Collected data
-=-=-

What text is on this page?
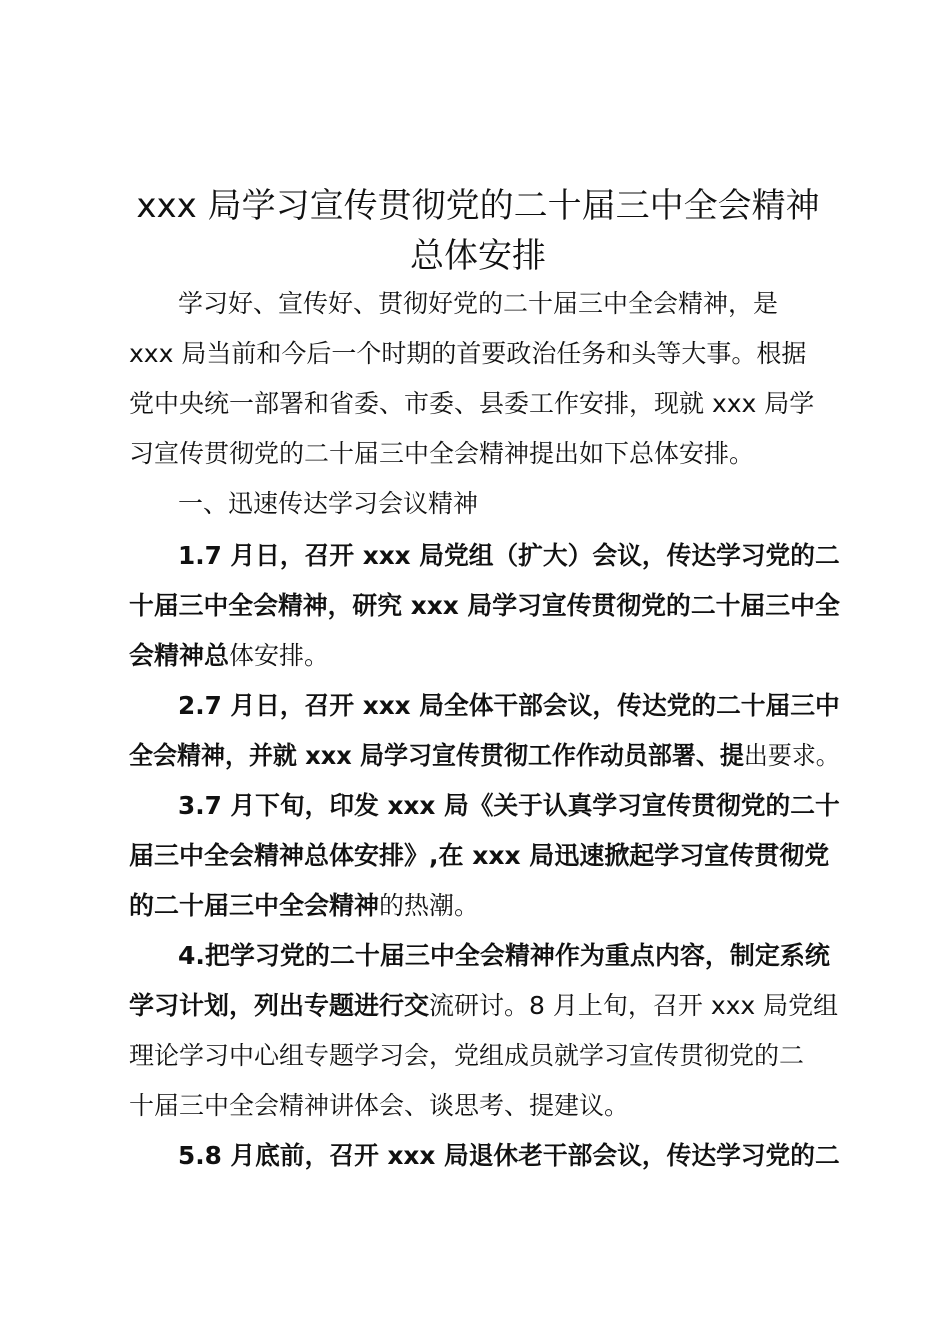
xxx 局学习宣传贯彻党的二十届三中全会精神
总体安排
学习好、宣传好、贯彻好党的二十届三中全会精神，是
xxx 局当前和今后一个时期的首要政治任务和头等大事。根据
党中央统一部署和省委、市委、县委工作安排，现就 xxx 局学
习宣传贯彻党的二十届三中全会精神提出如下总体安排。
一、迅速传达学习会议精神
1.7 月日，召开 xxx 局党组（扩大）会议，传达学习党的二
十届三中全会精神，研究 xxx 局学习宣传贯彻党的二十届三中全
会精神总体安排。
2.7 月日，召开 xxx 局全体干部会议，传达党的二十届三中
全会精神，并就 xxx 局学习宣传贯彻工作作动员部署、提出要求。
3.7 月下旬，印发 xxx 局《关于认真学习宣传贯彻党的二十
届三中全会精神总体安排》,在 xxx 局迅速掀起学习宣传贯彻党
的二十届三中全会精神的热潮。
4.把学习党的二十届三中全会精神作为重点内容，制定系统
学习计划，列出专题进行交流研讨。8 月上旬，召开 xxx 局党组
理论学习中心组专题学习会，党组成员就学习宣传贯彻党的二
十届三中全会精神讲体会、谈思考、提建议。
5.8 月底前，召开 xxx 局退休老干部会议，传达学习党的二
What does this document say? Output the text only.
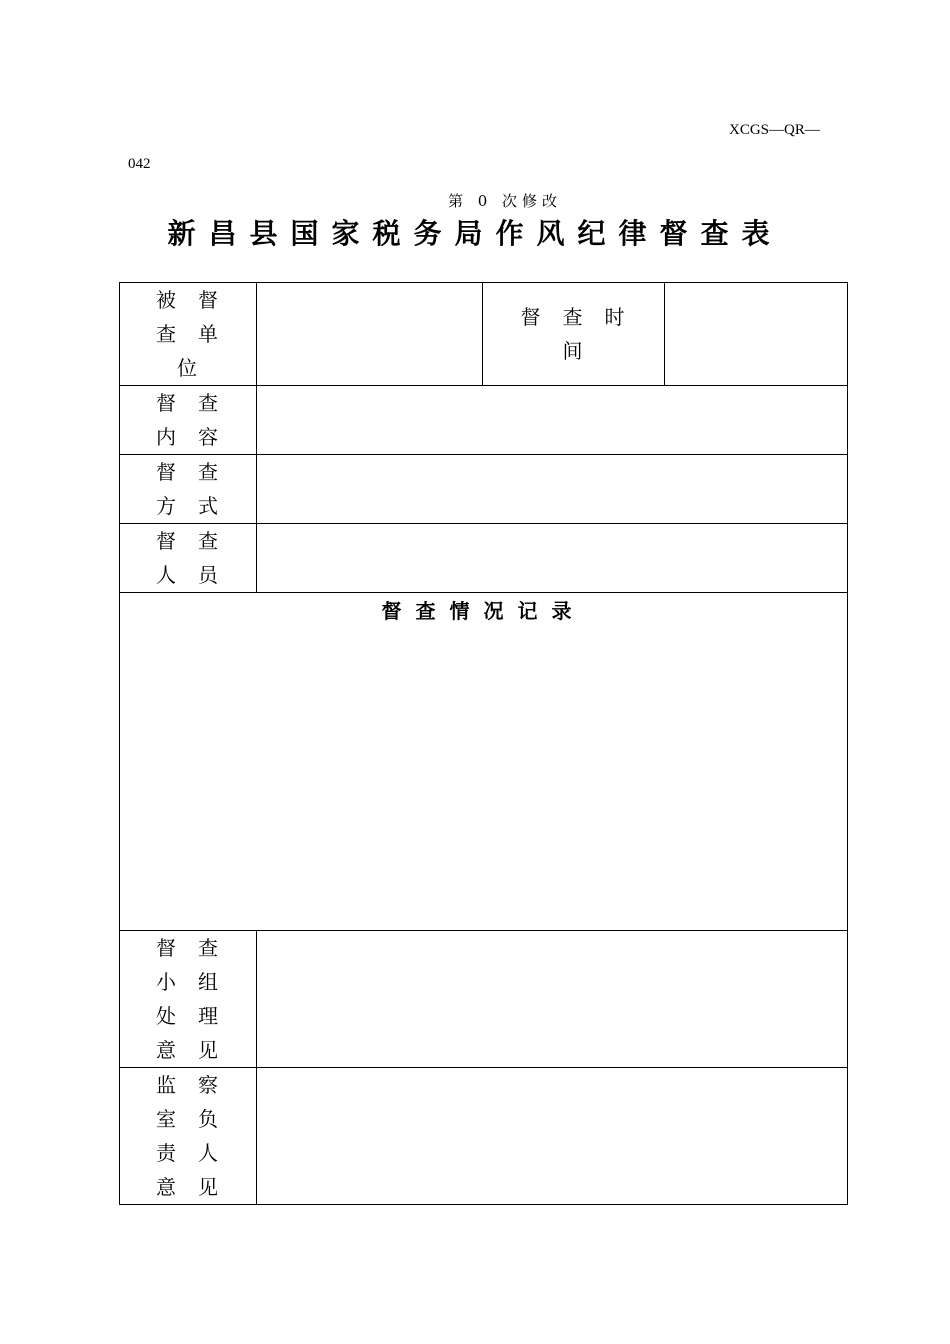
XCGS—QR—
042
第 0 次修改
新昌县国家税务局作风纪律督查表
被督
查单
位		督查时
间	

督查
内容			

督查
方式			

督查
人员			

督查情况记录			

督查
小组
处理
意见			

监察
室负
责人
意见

-=-=-

# The task:
All records must be output exactly as they are, except for the pictures, which are left out.

# Reply:
What text is on this page?
xxx 局学习宣传贯彻党的二十届三中全会精神
总体安排
学习好、宣传好、贯彻好党的二十届三中全会精神，是
xxx 局当前和今后一个时期的首要政治任务和头等大事。根据
党中央统一部署和省委、市委、县委工作安排，现就 xxx 局学
习宣传贯彻党的二十届三中全会精神提出如下总体安排。
一、迅速传达学习会议精神
1.7 月日，召开 xxx 局党组（扩大）会议，传达学习党的二
十届三中全会精神，研究 xxx 局学习宣传贯彻党的二十届三中全
会精神总体安排。
2.7 月日，召开 xxx 局全体干部会议，传达党的二十届三中
全会精神，并就 xxx 局学习宣传贯彻工作作动员部署、提出要求。
3.7 月下旬，印发 xxx 局《关于认真学习宣传贯彻党的二十
届三中全会精神总体安排》,在 xxx 局迅速掀起学习宣传贯彻党
的二十届三中全会精神的热潮。
4.把学习党的二十届三中全会精神作为重点内容，制定系统
学习计划，列出专题进行交流研讨。8 月上旬，召开 xxx 局党组
理论学习中心组专题学习会，党组成员就学习宣传贯彻党的二
十届三中全会精神讲体会、谈思考、提建议。
5.8 月底前，召开 xxx 局退休老干部会议，传达学习党的二
What does this document say? Output the text only.
XCGS—QR—
042
第 0 次修改
新昌县国家税务局作风纪律督查表
被督
查单
位		督查时
间	

督查
内容			

督查
方式			

督查
人员			

督查情况记录			

督查
小组
处理
意见			

监察
室负
责人
意见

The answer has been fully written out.